Stored entries:

"""

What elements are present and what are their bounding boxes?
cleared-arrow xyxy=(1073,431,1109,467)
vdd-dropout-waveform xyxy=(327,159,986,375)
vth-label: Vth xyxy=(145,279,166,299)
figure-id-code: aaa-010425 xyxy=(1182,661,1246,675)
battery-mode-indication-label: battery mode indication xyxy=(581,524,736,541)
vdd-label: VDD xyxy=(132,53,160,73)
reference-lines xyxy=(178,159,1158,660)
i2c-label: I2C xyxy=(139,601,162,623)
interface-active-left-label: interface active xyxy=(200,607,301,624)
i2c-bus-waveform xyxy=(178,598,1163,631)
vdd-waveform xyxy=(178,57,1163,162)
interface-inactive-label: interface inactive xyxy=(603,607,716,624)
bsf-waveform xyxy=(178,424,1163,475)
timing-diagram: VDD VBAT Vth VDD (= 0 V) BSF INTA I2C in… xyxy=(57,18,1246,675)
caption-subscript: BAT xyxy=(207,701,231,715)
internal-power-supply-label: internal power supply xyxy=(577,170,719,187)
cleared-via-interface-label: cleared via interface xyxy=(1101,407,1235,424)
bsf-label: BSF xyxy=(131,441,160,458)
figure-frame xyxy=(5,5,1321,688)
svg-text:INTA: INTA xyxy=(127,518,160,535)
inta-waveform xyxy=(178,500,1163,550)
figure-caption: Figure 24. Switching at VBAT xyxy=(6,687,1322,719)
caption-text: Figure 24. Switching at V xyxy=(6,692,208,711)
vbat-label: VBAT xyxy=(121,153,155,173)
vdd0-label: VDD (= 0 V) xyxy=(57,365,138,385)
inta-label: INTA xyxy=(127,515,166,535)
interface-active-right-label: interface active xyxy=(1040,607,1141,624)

"""

● Request
Quote the rows above word for word, starting with the first row and going on through the row that contains "interface-active-left-label: interface active".

● Correct response
What elements are present and what are their bounding boxes?
cleared-arrow xyxy=(1073,431,1109,467)
vdd-dropout-waveform xyxy=(327,159,986,375)
vth-label: Vth xyxy=(145,279,166,299)
figure-id-code: aaa-010425 xyxy=(1182,661,1246,675)
battery-mode-indication-label: battery mode indication xyxy=(581,524,736,541)
vdd-label: VDD xyxy=(132,53,160,73)
reference-lines xyxy=(178,159,1158,660)
i2c-label: I2C xyxy=(139,601,162,623)
interface-active-left-label: interface active xyxy=(200,607,301,624)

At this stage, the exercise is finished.